═══ The input ═══

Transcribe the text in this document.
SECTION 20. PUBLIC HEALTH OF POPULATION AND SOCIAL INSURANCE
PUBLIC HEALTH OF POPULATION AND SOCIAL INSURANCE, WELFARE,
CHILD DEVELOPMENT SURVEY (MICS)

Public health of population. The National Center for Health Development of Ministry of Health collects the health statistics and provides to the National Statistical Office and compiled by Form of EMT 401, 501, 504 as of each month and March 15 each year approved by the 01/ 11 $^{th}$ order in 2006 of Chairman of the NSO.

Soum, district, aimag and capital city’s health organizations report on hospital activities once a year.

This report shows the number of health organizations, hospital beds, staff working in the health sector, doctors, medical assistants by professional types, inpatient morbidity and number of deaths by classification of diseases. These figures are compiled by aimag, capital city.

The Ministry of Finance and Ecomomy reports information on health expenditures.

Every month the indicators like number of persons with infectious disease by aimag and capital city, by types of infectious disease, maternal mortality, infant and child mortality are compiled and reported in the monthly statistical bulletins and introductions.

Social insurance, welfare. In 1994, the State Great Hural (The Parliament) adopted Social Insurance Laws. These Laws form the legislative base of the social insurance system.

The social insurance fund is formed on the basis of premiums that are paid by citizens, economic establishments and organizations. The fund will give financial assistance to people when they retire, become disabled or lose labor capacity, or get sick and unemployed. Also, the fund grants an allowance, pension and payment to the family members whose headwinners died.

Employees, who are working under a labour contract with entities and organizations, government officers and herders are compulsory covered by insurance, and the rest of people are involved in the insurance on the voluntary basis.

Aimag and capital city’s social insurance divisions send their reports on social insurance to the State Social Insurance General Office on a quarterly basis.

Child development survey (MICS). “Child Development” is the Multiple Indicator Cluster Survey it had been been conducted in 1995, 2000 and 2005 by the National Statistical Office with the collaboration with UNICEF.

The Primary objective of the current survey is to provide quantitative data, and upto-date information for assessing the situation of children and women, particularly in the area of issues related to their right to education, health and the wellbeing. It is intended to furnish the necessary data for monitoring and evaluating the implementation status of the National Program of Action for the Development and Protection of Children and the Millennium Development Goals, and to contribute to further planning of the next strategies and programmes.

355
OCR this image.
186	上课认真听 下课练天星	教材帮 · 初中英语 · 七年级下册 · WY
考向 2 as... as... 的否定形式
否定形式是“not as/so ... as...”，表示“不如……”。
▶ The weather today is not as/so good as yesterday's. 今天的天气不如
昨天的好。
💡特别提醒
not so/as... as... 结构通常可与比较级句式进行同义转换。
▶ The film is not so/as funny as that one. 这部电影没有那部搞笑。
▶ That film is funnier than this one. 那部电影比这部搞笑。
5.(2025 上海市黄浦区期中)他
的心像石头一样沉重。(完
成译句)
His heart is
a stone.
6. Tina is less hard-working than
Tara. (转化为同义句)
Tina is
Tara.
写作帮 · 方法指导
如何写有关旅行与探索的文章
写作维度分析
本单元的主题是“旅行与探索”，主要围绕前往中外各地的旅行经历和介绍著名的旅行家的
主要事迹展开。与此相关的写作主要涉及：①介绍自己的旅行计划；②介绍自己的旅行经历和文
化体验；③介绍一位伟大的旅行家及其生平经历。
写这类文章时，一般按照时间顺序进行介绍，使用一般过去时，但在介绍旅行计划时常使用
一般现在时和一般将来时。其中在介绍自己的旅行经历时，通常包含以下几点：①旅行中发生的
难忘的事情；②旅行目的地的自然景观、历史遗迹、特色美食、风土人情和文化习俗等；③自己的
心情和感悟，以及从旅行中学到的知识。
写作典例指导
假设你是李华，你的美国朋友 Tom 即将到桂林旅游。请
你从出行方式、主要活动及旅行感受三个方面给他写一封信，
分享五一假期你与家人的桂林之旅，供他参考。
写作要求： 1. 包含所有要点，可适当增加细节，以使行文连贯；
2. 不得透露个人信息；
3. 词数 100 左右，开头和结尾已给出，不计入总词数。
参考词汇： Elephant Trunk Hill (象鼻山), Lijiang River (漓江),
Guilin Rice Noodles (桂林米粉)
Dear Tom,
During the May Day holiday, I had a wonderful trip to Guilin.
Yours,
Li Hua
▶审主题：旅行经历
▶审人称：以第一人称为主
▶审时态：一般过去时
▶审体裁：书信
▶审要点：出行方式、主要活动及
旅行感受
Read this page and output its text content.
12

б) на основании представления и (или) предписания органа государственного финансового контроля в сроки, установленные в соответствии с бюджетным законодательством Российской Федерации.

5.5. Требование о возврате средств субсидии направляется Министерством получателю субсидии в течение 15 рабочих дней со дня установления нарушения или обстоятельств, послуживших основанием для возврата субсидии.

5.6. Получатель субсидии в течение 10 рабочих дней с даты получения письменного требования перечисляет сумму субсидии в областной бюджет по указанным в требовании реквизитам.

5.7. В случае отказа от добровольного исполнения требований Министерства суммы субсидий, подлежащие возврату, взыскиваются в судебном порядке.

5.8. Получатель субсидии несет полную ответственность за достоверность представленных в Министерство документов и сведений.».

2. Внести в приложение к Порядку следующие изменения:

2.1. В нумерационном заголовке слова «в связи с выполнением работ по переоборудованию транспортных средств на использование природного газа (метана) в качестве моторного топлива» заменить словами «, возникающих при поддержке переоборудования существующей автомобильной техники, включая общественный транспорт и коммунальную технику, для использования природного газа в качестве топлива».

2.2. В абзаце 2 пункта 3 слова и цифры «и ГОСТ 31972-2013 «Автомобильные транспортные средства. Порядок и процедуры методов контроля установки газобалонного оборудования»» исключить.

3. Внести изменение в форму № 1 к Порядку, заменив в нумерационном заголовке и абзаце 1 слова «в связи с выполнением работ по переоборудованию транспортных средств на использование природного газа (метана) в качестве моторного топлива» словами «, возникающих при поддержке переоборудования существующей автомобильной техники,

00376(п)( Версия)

═══

Exercise brief:
Filter the listing for the word "film" and copy every line that holds it.

Reply to the task:
▶ The film is not so/as funny as that one. 这部电影没有那部搞笑。
▶ That film is funnier than this one. 那部电影比这部搞笑。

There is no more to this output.